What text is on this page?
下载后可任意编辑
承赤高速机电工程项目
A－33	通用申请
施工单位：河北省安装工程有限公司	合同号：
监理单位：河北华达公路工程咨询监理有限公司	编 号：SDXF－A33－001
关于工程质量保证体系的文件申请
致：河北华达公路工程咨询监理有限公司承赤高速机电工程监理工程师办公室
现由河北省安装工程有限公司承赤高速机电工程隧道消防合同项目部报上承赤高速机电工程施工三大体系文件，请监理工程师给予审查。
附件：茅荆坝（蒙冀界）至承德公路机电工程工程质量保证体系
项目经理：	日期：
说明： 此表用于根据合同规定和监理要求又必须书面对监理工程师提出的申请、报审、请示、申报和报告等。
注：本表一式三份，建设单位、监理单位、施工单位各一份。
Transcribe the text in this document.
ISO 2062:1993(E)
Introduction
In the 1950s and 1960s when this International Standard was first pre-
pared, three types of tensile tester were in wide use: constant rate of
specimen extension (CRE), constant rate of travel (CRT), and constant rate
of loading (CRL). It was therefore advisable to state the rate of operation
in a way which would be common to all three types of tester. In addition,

○ ○ ○ ○

WORK TO DO:
Using the listing above, list every line in which the string "rate" occurs.

FULL OUTPUT:
pared, three types of tensile tester were in wide use: constant rate of
specimen extension (CRE), constant rate of travel (CRT), and constant rate
of loading (CRL). It was therefore advisable to state the rate of operation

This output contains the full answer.